PROBLEMS TO WORK ON:
**a.** In the text on antimicrobial resistance to honey, what have training experiments using manuka honey shown about resistant bacteria so far?
**b.** List every process that the text on antimicrobial resistance to honey names as a target of ordinary antibiotic or antimicrobial treatments.

BEGIN TEXT SEGMENT

Antimicrobial Resistance to Honey
The major problem with most new antibiotics and antimicrobials is the rapid emergence of resistance. It was a matter of years between the discovery of penicillin and subsequent detection of penicillin-resistant microorganisms, and currently emerging bacterial resistance is occurring more rapidly than the development of new antibiotics.[45,46] To date, training experiments using manuka honey have not resulted in the emergence of resistant bacteria.[32,47] One of the reasons this might be is the combined effect of the many different honey components acting additively or synergistically, presenting too many different pressures for resistance to occur. Ordinarily, antibiotic or antimicrobial treatments target a particular process, such as cell wall synthesis, protein transcription or efflux mechanisms, and thus provide a specific evolutionary pressure to which microorganisms can adapt (Figure 2). The multiple targets affected by honey could therefore underpin its potency; affecting too many targets for bacteria to adapt to. Much work has been undertaken to identify the specific components of honeys and perhaps to develop drugs based on these individual constituents in the future; however, in light of the growing evidence describing the versatile action of manuka honey and the fact that this might be the key to preventing the emergence of resistance, this approach might not be best advised.

END TEXT SEGMENT
BEGIN DATASET CONTENT

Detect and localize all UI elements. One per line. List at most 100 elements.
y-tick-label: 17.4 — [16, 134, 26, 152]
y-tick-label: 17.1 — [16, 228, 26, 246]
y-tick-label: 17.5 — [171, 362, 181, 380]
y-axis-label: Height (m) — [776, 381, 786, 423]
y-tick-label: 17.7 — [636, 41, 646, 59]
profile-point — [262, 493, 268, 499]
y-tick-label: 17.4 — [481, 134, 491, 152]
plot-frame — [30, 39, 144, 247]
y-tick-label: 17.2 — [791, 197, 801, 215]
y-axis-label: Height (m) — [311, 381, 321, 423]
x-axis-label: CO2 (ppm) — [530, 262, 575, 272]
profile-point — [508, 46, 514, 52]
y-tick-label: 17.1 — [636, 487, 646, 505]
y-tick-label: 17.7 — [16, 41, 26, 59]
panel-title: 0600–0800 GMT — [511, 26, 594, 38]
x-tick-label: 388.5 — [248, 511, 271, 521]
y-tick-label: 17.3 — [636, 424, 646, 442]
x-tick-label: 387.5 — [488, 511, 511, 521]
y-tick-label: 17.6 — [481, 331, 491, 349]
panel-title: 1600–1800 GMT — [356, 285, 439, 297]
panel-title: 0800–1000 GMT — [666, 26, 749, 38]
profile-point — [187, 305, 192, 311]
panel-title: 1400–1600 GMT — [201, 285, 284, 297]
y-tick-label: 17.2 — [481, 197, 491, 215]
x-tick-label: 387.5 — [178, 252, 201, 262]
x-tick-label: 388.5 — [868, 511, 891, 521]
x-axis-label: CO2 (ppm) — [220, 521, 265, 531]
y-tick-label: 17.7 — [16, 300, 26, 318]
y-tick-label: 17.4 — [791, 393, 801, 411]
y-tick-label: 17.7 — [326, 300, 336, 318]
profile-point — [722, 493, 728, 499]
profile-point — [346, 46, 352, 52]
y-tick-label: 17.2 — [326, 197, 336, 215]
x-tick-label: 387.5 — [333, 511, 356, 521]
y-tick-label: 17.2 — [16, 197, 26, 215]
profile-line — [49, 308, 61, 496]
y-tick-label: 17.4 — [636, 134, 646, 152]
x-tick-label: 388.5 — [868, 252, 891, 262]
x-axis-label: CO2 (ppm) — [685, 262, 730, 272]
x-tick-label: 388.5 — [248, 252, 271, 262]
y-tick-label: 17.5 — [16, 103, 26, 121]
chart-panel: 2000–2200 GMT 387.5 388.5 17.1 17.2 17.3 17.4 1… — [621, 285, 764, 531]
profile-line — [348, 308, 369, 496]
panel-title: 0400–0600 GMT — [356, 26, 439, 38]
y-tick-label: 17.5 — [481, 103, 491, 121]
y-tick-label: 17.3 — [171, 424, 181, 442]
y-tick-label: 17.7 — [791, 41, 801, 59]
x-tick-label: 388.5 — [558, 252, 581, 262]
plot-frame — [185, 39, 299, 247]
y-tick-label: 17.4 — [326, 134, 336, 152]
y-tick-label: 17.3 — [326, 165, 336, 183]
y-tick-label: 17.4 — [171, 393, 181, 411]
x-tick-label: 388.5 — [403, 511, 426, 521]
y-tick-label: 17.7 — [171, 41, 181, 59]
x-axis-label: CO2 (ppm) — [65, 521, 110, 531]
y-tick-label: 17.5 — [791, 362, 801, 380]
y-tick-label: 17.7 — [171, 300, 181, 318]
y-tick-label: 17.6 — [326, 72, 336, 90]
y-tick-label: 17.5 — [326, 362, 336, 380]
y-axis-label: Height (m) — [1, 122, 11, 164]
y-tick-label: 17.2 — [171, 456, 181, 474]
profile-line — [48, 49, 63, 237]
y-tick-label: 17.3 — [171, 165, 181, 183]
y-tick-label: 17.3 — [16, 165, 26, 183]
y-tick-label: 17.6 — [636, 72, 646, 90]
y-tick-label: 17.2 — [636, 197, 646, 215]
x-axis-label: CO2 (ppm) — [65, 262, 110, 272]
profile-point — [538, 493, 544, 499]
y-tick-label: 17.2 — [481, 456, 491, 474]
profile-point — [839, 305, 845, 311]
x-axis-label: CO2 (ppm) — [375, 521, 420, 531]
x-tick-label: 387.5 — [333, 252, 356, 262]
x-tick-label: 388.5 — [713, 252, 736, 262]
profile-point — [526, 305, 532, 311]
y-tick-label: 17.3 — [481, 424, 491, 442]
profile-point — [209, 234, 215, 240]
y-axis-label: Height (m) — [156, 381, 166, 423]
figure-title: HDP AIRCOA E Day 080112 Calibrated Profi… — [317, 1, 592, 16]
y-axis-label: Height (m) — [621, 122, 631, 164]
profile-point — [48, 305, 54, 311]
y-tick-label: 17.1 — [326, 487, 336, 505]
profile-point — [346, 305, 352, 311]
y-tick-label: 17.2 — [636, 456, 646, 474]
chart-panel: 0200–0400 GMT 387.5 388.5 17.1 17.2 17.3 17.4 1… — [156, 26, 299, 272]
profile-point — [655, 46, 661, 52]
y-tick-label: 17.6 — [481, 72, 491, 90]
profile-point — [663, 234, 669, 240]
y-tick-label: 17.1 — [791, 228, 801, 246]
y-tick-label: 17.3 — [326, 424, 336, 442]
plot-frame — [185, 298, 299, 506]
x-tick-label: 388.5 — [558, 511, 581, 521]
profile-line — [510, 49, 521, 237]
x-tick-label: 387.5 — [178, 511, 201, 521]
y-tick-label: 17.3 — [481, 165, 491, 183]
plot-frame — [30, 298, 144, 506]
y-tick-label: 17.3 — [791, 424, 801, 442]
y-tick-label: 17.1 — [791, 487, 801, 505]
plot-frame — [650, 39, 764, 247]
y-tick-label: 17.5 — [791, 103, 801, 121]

END DATASET CONTENT

ANSWERS TO EACH TASK:
**a.** They have not resulted in the emergence of resistant bacteria.

**b.** Cell wall synthesis, protein transcription, efflux mechanisms